▶ **Task details**: Could you write out the records below exactly as they appear?

▶ **Material provided**:

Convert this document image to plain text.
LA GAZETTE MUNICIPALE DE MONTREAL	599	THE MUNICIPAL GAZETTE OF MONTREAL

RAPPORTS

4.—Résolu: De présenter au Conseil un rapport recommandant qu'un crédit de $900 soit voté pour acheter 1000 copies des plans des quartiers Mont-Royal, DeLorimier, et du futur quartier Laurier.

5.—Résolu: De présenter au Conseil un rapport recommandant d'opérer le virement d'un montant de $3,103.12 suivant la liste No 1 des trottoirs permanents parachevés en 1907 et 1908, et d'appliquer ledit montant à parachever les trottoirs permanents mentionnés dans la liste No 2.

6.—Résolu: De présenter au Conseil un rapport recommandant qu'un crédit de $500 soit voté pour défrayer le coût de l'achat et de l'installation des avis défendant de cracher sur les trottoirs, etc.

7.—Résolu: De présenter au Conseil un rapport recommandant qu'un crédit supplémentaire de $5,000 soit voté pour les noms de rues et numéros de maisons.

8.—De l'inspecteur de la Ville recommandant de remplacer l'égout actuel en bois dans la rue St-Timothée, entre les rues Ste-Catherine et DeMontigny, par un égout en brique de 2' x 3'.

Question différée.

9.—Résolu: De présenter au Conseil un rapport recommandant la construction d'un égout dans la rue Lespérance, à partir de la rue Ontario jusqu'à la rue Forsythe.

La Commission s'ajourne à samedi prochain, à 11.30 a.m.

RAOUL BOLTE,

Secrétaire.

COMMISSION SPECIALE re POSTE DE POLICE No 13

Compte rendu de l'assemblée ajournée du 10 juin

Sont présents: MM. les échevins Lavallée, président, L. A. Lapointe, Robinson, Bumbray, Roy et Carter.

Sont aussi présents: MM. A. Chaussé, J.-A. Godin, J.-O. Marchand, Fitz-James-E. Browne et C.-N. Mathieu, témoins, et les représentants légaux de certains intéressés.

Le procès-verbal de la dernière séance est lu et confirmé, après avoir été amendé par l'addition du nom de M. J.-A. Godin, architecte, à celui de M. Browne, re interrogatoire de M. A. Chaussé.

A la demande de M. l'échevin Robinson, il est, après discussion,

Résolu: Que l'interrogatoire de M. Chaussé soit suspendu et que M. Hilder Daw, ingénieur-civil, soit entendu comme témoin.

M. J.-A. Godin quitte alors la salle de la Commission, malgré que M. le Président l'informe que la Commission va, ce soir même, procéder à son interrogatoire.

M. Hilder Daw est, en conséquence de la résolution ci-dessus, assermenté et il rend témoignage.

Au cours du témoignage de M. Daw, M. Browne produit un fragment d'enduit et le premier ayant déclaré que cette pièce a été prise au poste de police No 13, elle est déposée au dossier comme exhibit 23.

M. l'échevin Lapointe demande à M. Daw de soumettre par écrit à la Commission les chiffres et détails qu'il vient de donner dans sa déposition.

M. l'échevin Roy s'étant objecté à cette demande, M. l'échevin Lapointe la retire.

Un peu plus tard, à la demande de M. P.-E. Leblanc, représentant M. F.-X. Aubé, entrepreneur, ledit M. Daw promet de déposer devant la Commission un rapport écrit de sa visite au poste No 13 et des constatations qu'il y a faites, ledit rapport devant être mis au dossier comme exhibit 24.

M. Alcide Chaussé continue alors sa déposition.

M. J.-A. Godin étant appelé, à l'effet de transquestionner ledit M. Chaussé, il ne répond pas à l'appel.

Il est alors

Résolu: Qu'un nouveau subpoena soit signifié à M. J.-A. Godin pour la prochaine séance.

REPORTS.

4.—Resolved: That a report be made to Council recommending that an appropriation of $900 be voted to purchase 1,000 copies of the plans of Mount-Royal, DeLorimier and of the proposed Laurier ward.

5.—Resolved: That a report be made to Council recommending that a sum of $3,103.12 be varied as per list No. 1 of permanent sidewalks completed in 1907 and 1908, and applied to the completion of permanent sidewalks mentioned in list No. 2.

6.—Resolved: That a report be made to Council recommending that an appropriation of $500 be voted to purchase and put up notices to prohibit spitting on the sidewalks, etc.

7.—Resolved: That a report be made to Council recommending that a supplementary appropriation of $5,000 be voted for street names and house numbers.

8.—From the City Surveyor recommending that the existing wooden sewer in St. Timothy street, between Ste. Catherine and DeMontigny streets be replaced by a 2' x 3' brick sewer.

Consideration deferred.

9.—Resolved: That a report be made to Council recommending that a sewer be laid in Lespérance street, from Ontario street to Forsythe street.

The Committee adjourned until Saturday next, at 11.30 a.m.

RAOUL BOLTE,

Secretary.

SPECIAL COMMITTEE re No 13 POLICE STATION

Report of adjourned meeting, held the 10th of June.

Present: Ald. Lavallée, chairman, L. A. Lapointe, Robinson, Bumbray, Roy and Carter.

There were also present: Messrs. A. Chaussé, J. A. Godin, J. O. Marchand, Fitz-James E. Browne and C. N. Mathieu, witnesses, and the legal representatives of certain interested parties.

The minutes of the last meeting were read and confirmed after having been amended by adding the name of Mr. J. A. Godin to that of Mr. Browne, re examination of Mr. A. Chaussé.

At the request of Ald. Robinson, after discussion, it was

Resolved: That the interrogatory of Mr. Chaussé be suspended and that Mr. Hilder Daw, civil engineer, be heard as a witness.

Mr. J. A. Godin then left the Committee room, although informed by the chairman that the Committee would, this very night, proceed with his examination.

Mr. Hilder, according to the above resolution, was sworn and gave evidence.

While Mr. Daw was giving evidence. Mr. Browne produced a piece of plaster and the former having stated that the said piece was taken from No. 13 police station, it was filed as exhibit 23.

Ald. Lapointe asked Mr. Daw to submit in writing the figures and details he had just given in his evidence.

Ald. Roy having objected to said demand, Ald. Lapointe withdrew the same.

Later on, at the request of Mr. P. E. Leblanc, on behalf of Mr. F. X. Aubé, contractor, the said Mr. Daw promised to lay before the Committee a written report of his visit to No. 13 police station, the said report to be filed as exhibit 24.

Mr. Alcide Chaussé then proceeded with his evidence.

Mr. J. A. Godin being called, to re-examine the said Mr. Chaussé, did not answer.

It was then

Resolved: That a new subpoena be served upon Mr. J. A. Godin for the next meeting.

▶ **Result of the exercise**:
Convert this document image to plain text.
LA GAZETTE MUNICIPALE DE MONTREAL	599	THE MUNICIPAL GAZETTE OF MONTREAL

RAPPORTS

4.—Résolu: De présenter au Conseil un rapport recommandant qu'un crédit de $900 soit voté pour acheter 1000 copies des plans des quartiers Mont-Royal, DeLorimier, et du futur quartier Laurier.

5.—Résolu: De présenter au Conseil un rapport recommandant d'opérer le virement d'un montant de $3,103.12 suivant la liste No 1 des trottoirs permanents parachevés en 1907 et 1908, et d'appliquer ledit montant à parachever les trottoirs permanents mentionnés dans la liste No 2.

6.—Résolu: De présenter au Conseil un rapport recommandant qu'un crédit de $500 soit voté pour défrayer le coût de l'achat et de l'installation des avis défendant de cracher sur les trottoirs, etc.

7.—Résolu: De présenter au Conseil un rapport recommandant qu'un crédit supplémentaire de $5,000 soit voté pour les noms de rues et numéros de maisons.

8.—De l'inspecteur de la Ville recommandant de remplacer l'égout actuel en bois dans la rue St-Timothée, entre les rues Ste-Catherine et DeMontigny, par un égout en brique de 2' x 3'.

Question différée.

9.—Résolu: De présenter au Conseil un rapport recommandant la construction d'un égout dans la rue Lespérance, à partir de la rue Ontario jusqu'à la rue Forsythe.

La Commission s'ajourne à samedi prochain, à 11.30 a.m.

RAOUL BOLTE,

Secrétaire.

COMMISSION SPECIALE re POSTE DE POLICE No 13

Compte rendu de l'assemblée ajournée du 10 juin

Sont présents: MM. les échevins Lavallée, président, L. A. Lapointe, Robinson, Bumbray, Roy et Carter.

Sont aussi présents: MM. A. Chaussé, J.-A. Godin, J.-O. Marchand, Fitz-James-E. Browne et C.-N. Mathieu, témoins, et les représentants légaux de certains intéressés.

Le procès-verbal de la dernière séance est lu et confirmé, après avoir été amendé par l'addition du nom de M. J.-A. Godin, architecte, à celui de M. Browne, re interrogatoire de M. A. Chaussé.

A la demande de M. l'échevin Robinson, il est, après discussion,

Résolu: Que l'interrogatoire de M. Chaussé soit suspendu et que M. Hilder Daw, ingénieur-civil, soit entendu comme témoin.

M. J.-A. Godin quitte alors la salle de la Commission, malgré que M. le Président l'informe que la Commission va, ce soir même, procéder à son interrogatoire.

M. Hilder Daw est, en conséquence de la résolution ci-dessus, assermenté et il rend témoignage.

Au cours du témoignage de M. Daw, M. Browne produit un fragment d'enduit et le premier ayant déclaré que cette pièce a été prise au poste de police No 13, elle est déposée au dossier comme exhibit 23.

M. l'échevin Lapointe demande à M. Daw de soumettre par écrit à la Commission les chiffres et détails qu'il vient de donner dans sa déposition.

M. l'échevin Roy s'étant objecté à cette demande, M. l'échevin Lapointe la retire.

Un peu plus tard, à la demande de M. P.-E. Leblanc, représentant M. F.-X. Aubé, entrepreneur, ledit M. Daw promet de déposer devant la Commission un rapport écrit de sa visite au poste No 13 et des constatations qu'il y a faites, ledit rapport devant être mis au dossier comme exhibit 24.

M. Alcide Chaussé continue alors sa déposition.

M. J.-A. Godin étant appelé, à l'effet de transquestionner ledit M. Chaussé, il ne répond pas à l'appel.

Il est alors

Résolu: Qu'un nouveau subpoena soit signifié à M. J.-A. Godin pour la prochaine séance.

REPORTS.

4.—Resolved: That a report be made to Council recommending that an appropriation of $900 be voted to purchase 1,000 copies of the plans of Mount-Royal, DeLorimier and of the proposed Laurier ward.

5.—Resolved: That a report be made to Council recommending that a sum of $3,103.12 be varied as per list No. 1 of permanent sidewalks completed in 1907 and 1908, and applied to the completion of permanent sidewalks mentioned in list No. 2.

6.—Resolved: That a report be made to Council recommending that an appropriation of $500 be voted to purchase and put up notices to prohibit spitting on the sidewalks, etc.

7.—Resolved: That a report be made to Council recommending that a supplementary appropriation of $5,000 be voted for street names and house numbers.

8.—From the City Surveyor recommending that the existing wooden sewer in St. Timothy street, between Ste. Catherine and DeMontigny streets be replaced by a 2' x 3' brick sewer.

Consideration deferred.

9.—Resolved: That a report be made to Council recommending that a sewer be laid in Lespérance street, from Ontario street to Forsythe street.

The Committee adjourned until Saturday next, at 11.30 a.m.

RAOUL BOLTE,

Secretary.

SPECIAL COMMITTEE re No 13 POLICE STATION

Report of adjourned meeting, held the 10th of June.

Present: Ald. Lavallée, chairman, L. A. Lapointe, Robinson, Bumbray, Roy and Carter.

There were also present: Messrs. A. Chaussé, J. A. Godin, J. O. Marchand, Fitz-James E. Browne and C. N. Mathieu, witnesses, and the legal representatives of certain interested parties.

The minutes of the last meeting were read and confirmed after having been amended by adding the name of Mr. J. A. Godin to that of Mr. Browne, re examination of Mr. A. Chaussé.

At the request of Ald. Robinson, after discussion, it was

Resolved: That the interrogatory of Mr. Chaussé be suspended and that Mr. Hilder Daw, civil engineer, be heard as a witness.

Mr. J. A. Godin then left the Committee room, although informed by the chairman that the Committee would, this very night, proceed with his examination.

Mr. Hilder, according to the above resolution, was sworn and gave evidence.

While Mr. Daw was giving evidence. Mr. Browne produced a piece of plaster and the former having stated that the said piece was taken from No. 13 police station, it was filed as exhibit 23.

Ald. Lapointe asked Mr. Daw to submit in writing the figures and details he had just given in his evidence.

Ald. Roy having objected to said demand, Ald. Lapointe withdrew the same.

Later on, at the request of Mr. P. E. Leblanc, on behalf of Mr. F. X. Aubé, contractor, the said Mr. Daw promised to lay before the Committee a written report of his visit to No. 13 police station, the said report to be filed as exhibit 24.

Mr. Alcide Chaussé then proceeded with his evidence.

Mr. J. A. Godin being called, to re-examine the said Mr. Chaussé, did not answer.

It was then

Resolved: That a new subpoena be served upon Mr. J. A. Godin for the next meeting.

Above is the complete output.